[Dataset entries]

____

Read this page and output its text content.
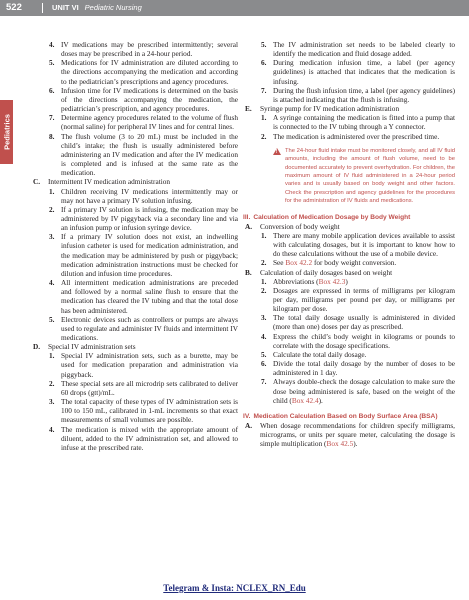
522	UNIT VI Pediatric Nursing
Pediatrics
4. IV medications may be prescribed intermittently; several doses may be prescribed in a 24-hour period.
5. Medications for IV administration are diluted according to the directions accompanying the medication and according to the pediatrician’s prescriptions and agency procedures.
6. Infusion time for IV medications is determined on the basis of the directions accompanying the medication, the pediatrician’s prescription, and agency procedures.
7. Determine agency procedures related to the volume of flush (normal saline) for peripheral IV lines and for central lines.
8. The flush volume (3 to 20 mL) must be included in the child’s intake; the flush is usually administered before administering an IV medication and after the IV medication is completed and is infused at the same rate as the medication.
C. Intermittent IV medication administration
1. Children receiving IV medications intermittently may or may not have a primary IV solution infusing.
2. If a primary IV solution is infusing, the medication may be administered by IV piggyback via a secondary line and via an infusion pump or infusion syringe device.
3. If a primary IV solution does not exist, an indwelling infusion catheter is used for medication administration, and the medication may be administered by push or piggyback; medication administration instructions must be checked for dilution and infusion time procedures.
4. All intermittent medication administrations are preceded and followed by a normal saline flush to ensure that the medication has cleared the IV tubing and that the total dose has been administered.
5. Electronic devices such as controllers or pumps are always used to regulate and administer IV fluids and intermittent IV medications.
D. Special IV administration sets
1. Special IV administration sets, such as a burette, may be used for medication preparation and administration via piggyback.
2. These special sets are all microdrip sets calibrated to deliver 60 drops (gtt)/mL.
3. The total capacity of these types of IV administration sets is 100 to 150 mL, calibrated in 1-mL increments so that exact measurements of small volumes are possible.
4. The medication is mixed with the appropriate amount of diluent, added to the IV administration set, and allowed to infuse at the prescribed rate.
5. The IV administration set needs to be labeled clearly to identify the medication and fluid dosage added.
6. During medication infusion time, a label (per agency guidelines) is attached that indicates that the medication is infusing.
7. During the flush infusion time, a label (per agency guidelines) is attached indicating that the flush is infusing.
E. Syringe pump for IV medication administration
1. A syringe containing the medication is fitted into a pump that is connected to the IV tubing through a Y connector.
2. The medication is administered over the prescribed time.
! The 24-hour fluid intake must be monitored closely, and all IV fluid amounts, including the amount of flush volume, need to be documented accurately to prevent overhydration. For children, the maximum amount of IV fluid administered in a 24-hour period varies and is usually based on body weight and other factors. Check the prescription and agency guidelines for the procedures for the administration of IV fluids and medications.
III. Calculation of Medication Dosage by Body Weight
A. Conversion of body weight
1. There are many mobile application devices available to assist with calculating dosages, but it is important to know how to do these calculations without the use of a mobile device.
2. See Box 42.2 for body weight conversion.
B. Calculation of daily dosages based on weight
1. Abbreviations (Box 42.3)
2. Dosages are expressed in terms of milligrams per kilogram per day, milligrams per pound per day, or milligrams per kilogram per dose.
3. The total daily dosage usually is administered in divided (more than one) doses per day as prescribed.
4. Express the child’s body weight in kilograms or pounds to correlate with the dosage specifications.
5. Calculate the total daily dosage.
6. Divide the total daily dosage by the number of doses to be administered in 1 day.
7. Always double-check the dosage calculation to make sure the dose being administered is safe, based on the weight of the child (Box 42.4).
IV. Medication Calculation Based on Body Surface Area (BSA)
A. When dosage recommendations for children specify milligrams, micrograms, or units per square meter, calculating the dosage is simple multiplication (Box 42.5).
Telegram & Insta: NCLEX_RN_Edu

____

### Requirement
Transcribe the records above verbatim. Do not carry over any picture.

### Exercise output
Read this page and output its text content.
522	UNIT VI Pediatric Nursing
Pediatrics
4. IV medications may be prescribed intermittently; several doses may be prescribed in a 24-hour period.
5. Medications for IV administration are diluted according to the directions accompanying the medication and according to the pediatrician’s prescriptions and agency procedures.
6. Infusion time for IV medications is determined on the basis of the directions accompanying the medication, the pediatrician’s prescription, and agency procedures.
7. Determine agency procedures related to the volume of flush (normal saline) for peripheral IV lines and for central lines.
8. The flush volume (3 to 20 mL) must be included in the child’s intake; the flush is usually administered before administering an IV medication and after the IV medication is completed and is infused at the same rate as the medication.
C. Intermittent IV medication administration
1. Children receiving IV medications intermittently may or may not have a primary IV solution infusing.
2. If a primary IV solution is infusing, the medication may be administered by IV piggyback via a secondary line and via an infusion pump or infusion syringe device.
3. If a primary IV solution does not exist, an indwelling infusion catheter is used for medication administration, and the medication may be administered by push or piggyback; medication administration instructions must be checked for dilution and infusion time procedures.
4. All intermittent medication administrations are preceded and followed by a normal saline flush to ensure that the medication has cleared the IV tubing and that the total dose has been administered.
5. Electronic devices such as controllers or pumps are always used to regulate and administer IV fluids and intermittent IV medications.
D. Special IV administration sets
1. Special IV administration sets, such as a burette, may be used for medication preparation and administration via piggyback.
2. These special sets are all microdrip sets calibrated to deliver 60 drops (gtt)/mL.
3. The total capacity of these types of IV administration sets is 100 to 150 mL, calibrated in 1-mL increments so that exact measurements of small volumes are possible.
4. The medication is mixed with the appropriate amount of diluent, added to the IV administration set, and allowed to infuse at the prescribed rate.
5. The IV administration set needs to be labeled clearly to identify the medication and fluid dosage added.
6. During medication infusion time, a label (per agency guidelines) is attached that indicates that the medication is infusing.
7. During the flush infusion time, a label (per agency guidelines) is attached indicating that the flush is infusing.
E. Syringe pump for IV medication administration
1. A syringe containing the medication is fitted into a pump that is connected to the IV tubing through a Y connector.
2. The medication is administered over the prescribed time.
! The 24-hour fluid intake must be monitored closely, and all IV fluid amounts, including the amount of flush volume, need to be documented accurately to prevent overhydration. For children, the maximum amount of IV fluid administered in a 24-hour period varies and is usually based on body weight and other factors. Check the prescription and agency guidelines for the procedures for the administration of IV fluids and medications.
III. Calculation of Medication Dosage by Body Weight
A. Conversion of body weight
1. There are many mobile application devices available to assist with calculating dosages, but it is important to know how to do these calculations without the use of a mobile device.
2. See Box 42.2 for body weight conversion.
B. Calculation of daily dosages based on weight
1. Abbreviations (Box 42.3)
2. Dosages are expressed in terms of milligrams per kilogram per day, milligrams per pound per day, or milligrams per kilogram per dose.
3. The total daily dosage usually is administered in divided (more than one) doses per day as prescribed.
4. Express the child’s body weight in kilograms or pounds to correlate with the dosage specifications.
5. Calculate the total daily dosage.
6. Divide the total daily dosage by the number of doses to be administered in 1 day.
7. Always double-check the dosage calculation to make sure the dose being administered is safe, based on the weight of the child (Box 42.4).
IV. Medication Calculation Based on Body Surface Area (BSA)
A. When dosage recommendations for children specify milligrams, micrograms, or units per square meter, calculating the dosage is simple multiplication (Box 42.5).
Telegram & Insta: NCLEX_RN_Edu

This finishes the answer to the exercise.